EXPLORER LE CONTENU:
1. Répondez à ces questions sur l'extrait consacré à la colère :
(a) Quel peintre et quelle année accompagnent le titre « Oreste & les Érinyes » ?
(b) De quel personnage l'extrait évoque-t-il les infanticides ?
(c) Selon l'extrait, qu'est-ce qui est « le vrai Maître de nos actions » ?
2. Poursuivez l'extrait sur la colère après sa dernière phrase.

EXTRAIT DE PAGE:
Impressions dominicales

Oreste & les Érinyes | John Singer Sargent [1921]

Oreste & les Érinyes | John Singer Sargent [1921]

La colère est une concubine, que nous aimons détester. Elle serait — nous le pensons — une folie destructrice — de songer, notamment, aux infanticides d’Héraclès —, une perte de soi qui nous fracasserait en des états déraisonnables. Sans doute, la colère est une passion effrayante, mais elle est aussi une liaison créatrice et féconde.

Sans elle, nous nous complaisons — nous enfermons — dans les illusions de l’intelligence. L’Homme aime à se croire raisonnable et rationnel. Vaine chimère. Il n’est que la marionnette du chaos de son inconscient — le vrai Maître de nos actions. Et nous nous épuisons à essayer — pur acte intellectuel — de l’ordonnancer, de le rendre cohérent, de lui créer un sens.

DONNÉES FOURNIES:
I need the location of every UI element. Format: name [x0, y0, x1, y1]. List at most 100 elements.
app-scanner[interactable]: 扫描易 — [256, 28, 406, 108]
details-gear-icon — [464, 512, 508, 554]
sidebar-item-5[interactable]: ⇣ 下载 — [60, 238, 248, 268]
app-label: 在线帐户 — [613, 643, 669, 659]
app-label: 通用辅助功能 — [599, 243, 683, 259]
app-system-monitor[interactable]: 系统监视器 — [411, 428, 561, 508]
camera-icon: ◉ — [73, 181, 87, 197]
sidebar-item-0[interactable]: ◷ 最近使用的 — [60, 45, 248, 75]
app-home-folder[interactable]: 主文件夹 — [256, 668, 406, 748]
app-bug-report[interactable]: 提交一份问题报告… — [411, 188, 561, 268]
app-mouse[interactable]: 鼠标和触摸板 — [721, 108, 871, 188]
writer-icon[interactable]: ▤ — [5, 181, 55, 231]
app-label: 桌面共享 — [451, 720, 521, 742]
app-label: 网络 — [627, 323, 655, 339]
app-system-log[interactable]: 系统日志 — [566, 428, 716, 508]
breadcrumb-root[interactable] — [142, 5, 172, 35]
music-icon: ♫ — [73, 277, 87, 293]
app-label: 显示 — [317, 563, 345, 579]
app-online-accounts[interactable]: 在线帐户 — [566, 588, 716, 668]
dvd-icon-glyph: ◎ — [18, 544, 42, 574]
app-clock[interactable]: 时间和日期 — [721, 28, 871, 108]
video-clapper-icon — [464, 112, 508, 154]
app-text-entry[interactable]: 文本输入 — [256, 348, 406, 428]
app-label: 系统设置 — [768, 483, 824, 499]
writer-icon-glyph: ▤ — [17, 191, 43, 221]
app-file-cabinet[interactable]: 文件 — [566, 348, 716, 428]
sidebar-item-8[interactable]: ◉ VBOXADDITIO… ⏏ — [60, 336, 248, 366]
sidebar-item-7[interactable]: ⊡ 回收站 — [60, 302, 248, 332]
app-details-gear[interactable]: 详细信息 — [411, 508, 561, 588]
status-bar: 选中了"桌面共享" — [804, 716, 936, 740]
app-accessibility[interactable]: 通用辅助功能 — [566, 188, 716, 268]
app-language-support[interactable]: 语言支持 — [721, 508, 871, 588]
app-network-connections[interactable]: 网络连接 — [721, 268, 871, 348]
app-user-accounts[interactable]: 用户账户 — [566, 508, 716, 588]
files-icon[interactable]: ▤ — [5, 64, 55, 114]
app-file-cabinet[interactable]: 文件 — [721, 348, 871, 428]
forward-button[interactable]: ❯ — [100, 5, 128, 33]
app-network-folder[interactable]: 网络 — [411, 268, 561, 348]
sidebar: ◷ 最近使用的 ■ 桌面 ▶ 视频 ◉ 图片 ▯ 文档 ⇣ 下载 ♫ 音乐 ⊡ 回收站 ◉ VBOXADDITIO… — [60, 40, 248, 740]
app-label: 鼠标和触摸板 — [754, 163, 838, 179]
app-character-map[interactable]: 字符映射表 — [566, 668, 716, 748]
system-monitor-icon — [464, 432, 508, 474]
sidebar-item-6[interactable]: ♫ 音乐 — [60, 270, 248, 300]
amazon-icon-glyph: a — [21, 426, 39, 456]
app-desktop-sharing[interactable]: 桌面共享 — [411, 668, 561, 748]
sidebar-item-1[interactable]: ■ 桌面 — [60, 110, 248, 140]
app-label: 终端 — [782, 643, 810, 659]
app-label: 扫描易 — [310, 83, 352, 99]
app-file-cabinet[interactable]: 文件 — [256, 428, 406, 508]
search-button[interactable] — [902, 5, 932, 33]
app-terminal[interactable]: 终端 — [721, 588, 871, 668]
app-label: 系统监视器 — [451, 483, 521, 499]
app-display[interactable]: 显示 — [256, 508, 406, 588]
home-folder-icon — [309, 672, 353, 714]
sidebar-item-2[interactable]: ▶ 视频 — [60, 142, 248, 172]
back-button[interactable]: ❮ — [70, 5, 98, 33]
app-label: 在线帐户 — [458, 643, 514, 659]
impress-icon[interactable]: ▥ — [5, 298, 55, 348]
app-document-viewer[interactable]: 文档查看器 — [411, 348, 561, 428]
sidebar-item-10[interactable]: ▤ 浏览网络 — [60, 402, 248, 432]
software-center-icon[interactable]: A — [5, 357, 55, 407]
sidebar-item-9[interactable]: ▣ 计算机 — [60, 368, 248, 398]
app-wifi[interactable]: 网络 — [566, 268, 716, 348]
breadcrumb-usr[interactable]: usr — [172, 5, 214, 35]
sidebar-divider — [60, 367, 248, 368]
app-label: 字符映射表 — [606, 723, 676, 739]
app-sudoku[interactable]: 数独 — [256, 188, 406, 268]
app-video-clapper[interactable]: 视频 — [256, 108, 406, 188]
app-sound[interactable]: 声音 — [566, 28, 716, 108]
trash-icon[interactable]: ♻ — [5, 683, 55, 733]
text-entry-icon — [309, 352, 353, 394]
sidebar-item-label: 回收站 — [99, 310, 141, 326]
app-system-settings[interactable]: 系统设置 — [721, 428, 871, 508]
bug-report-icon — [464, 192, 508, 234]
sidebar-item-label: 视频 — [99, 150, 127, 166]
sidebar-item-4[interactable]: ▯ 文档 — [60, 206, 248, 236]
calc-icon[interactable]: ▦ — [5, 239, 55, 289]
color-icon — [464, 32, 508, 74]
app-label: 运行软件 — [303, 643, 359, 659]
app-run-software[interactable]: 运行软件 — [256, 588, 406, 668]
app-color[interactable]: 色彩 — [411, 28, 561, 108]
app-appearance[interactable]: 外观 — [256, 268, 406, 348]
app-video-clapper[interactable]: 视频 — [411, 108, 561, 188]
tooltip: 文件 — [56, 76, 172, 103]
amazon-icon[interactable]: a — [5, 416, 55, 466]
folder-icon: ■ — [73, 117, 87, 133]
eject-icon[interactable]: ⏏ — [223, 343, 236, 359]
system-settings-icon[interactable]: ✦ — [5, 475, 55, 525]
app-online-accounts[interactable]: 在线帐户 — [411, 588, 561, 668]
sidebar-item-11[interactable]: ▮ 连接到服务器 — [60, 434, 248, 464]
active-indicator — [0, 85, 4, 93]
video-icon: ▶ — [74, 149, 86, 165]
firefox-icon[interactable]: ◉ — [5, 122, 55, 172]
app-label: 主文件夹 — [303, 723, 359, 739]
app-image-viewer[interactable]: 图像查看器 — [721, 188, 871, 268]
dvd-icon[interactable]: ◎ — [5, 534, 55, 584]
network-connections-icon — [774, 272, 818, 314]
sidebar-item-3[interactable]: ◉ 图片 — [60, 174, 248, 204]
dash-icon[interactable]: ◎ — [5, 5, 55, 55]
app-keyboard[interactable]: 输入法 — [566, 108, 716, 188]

CORRIGÉ DES EXERCICES:
1.
(a) John Singer Sargent, 1921.
(b) Héraclès.
(c) L'inconscient de l'Homme.

2.
En colère, cet homme entre dans une transe, qui l’abîme aux profondeurs de ses ombres. Et dans cette fulgurante et abyssale chute, il libère ses énergies instinctives. Ni carcan moral ni peurs sociales; l’authenticité de l’être. La colère l’animalise. Dans cette transe — éclair de lucidité —, il se projette, se construit, par-delà Bien et Mal.

Saintes, les colères sont une ascèse de la connaissance intime de soi. D’une connaissance brutale et sans concession.